◆ **Input data**:
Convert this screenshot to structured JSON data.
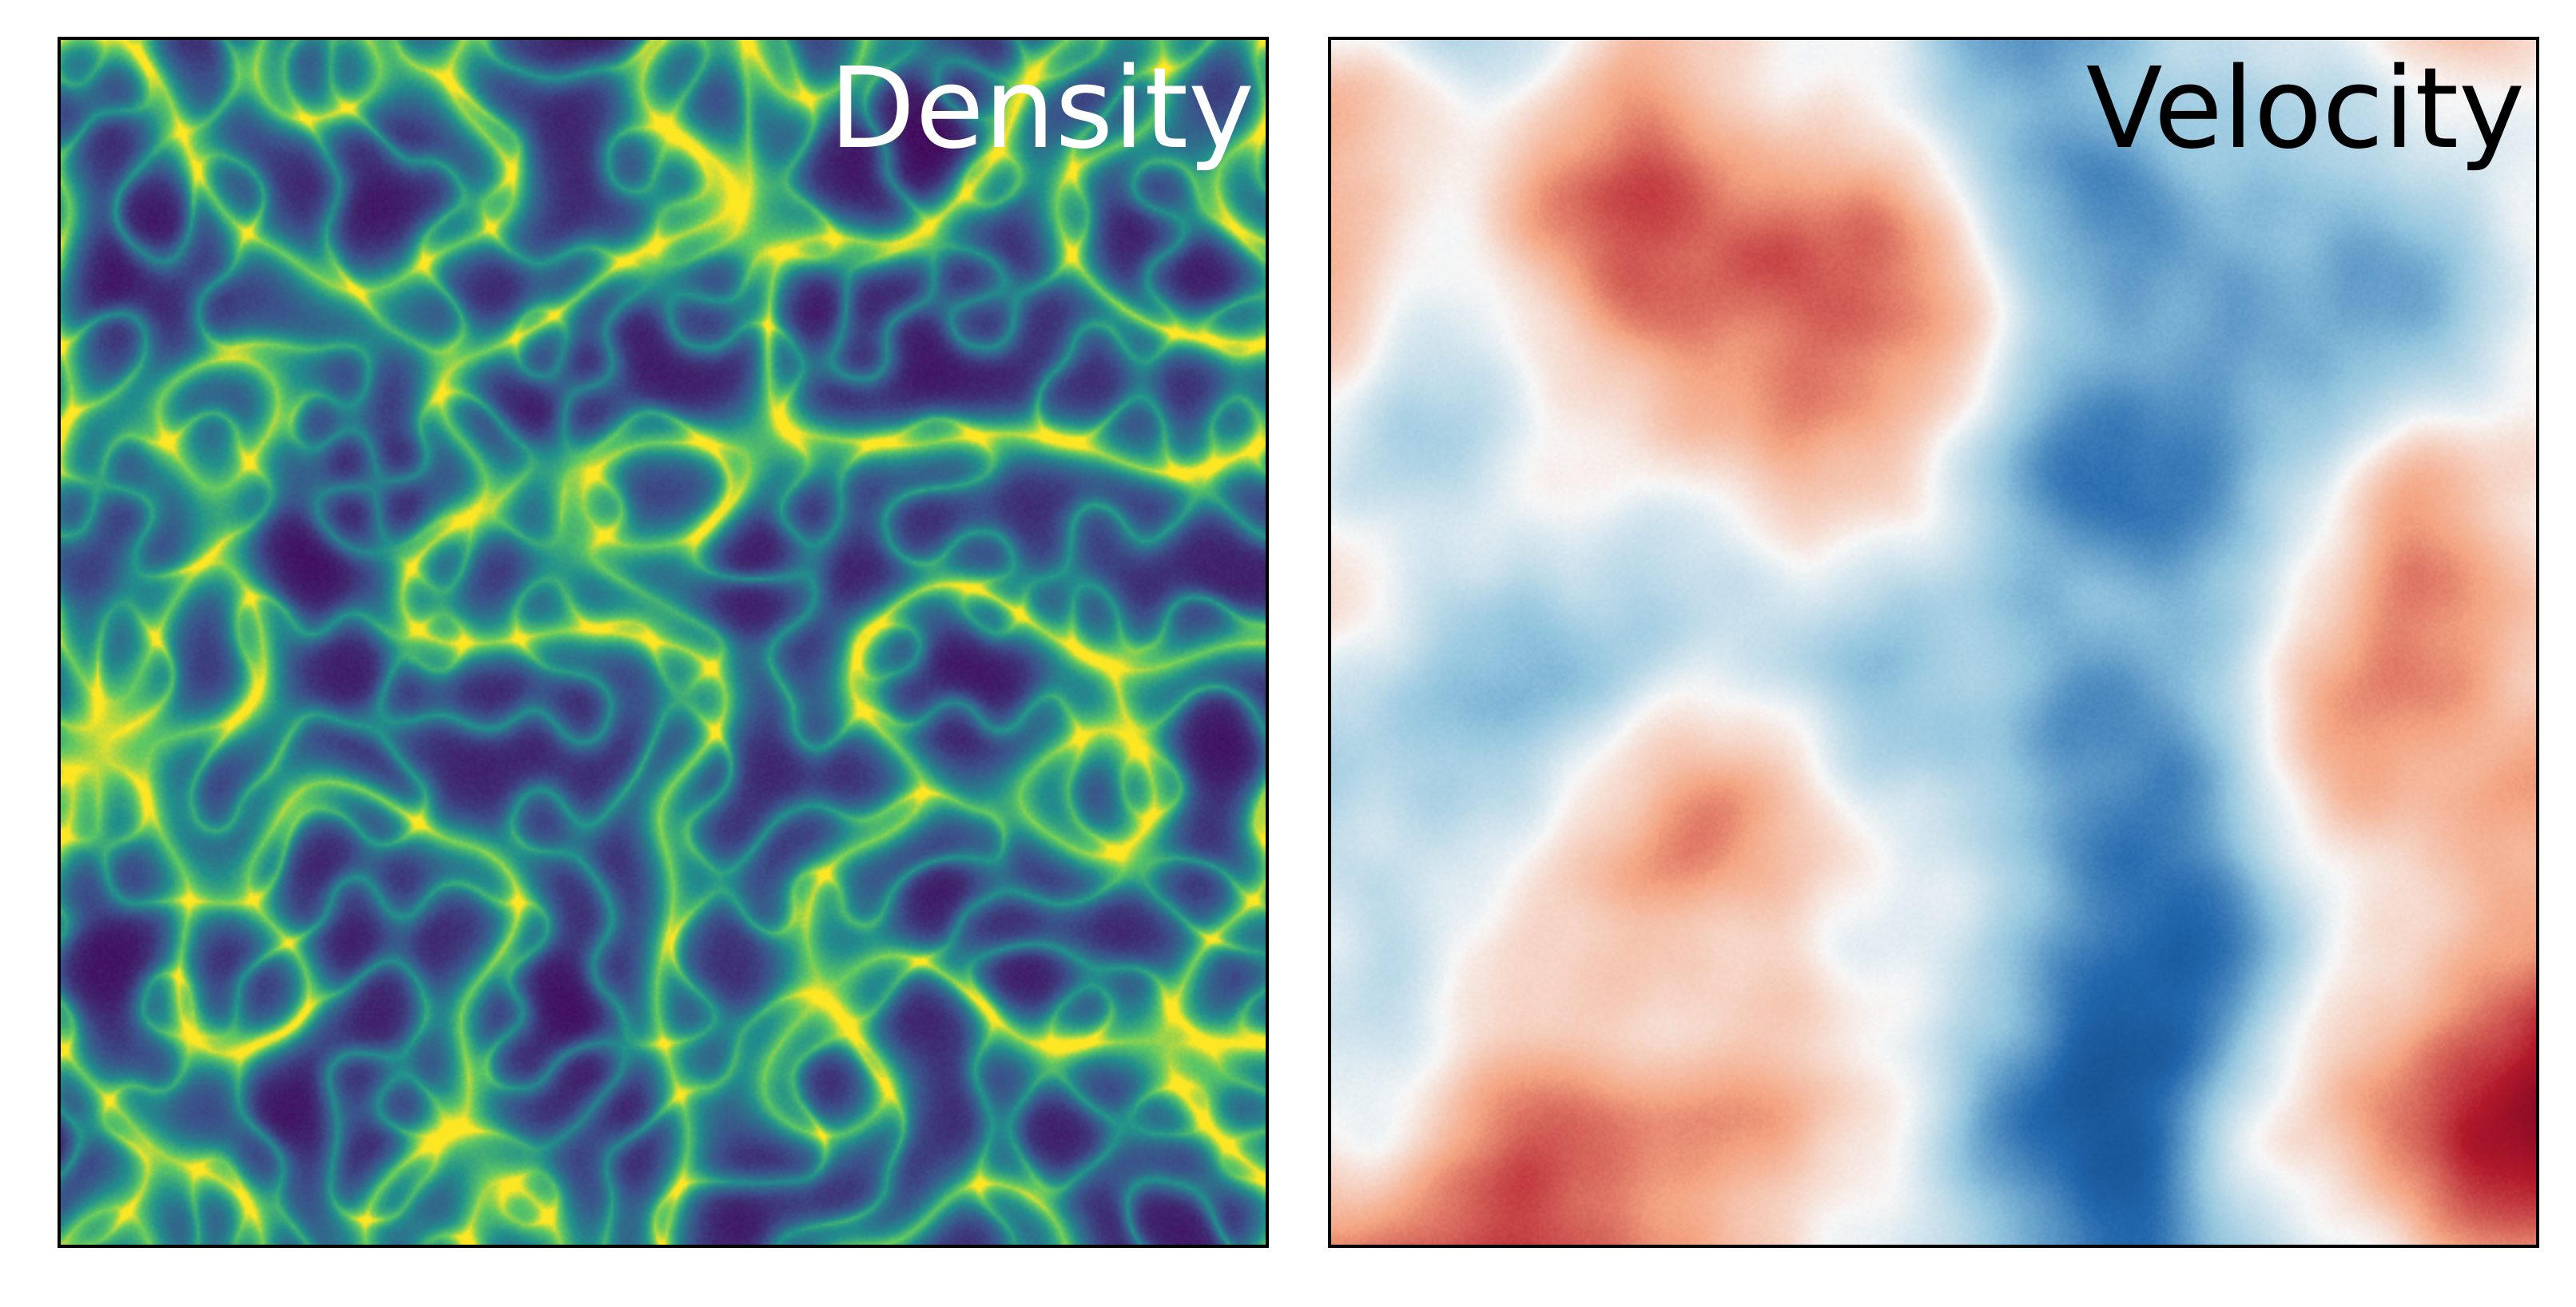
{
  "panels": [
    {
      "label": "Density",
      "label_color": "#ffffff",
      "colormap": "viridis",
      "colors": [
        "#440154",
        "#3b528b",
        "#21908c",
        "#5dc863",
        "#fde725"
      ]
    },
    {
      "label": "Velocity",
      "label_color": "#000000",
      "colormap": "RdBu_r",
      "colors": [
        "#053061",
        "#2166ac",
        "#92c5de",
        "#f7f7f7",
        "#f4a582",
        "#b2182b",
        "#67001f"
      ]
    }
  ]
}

◆ **Work instructions**: Quote every record above exactly, leaving out any pictures.

◆ **Result below**:
Convert this screenshot to structured JSON data.
{
  "panels": [
    {
      "label": "Density",
      "label_color": "#ffffff",
      "colormap": "viridis",
      "colors": [
        "#440154",
        "#3b528b",
        "#21908c",
        "#5dc863",
        "#fde725"
      ]
    },
    {
      "label": "Velocity",
      "label_color": "#000000",
      "colormap": "RdBu_r",
      "colors": [
        "#053061",
        "#2166ac",
        "#92c5de",
        "#f7f7f7",
        "#f4a582",
        "#b2182b",
        "#67001f"
      ]
    }
  ]
}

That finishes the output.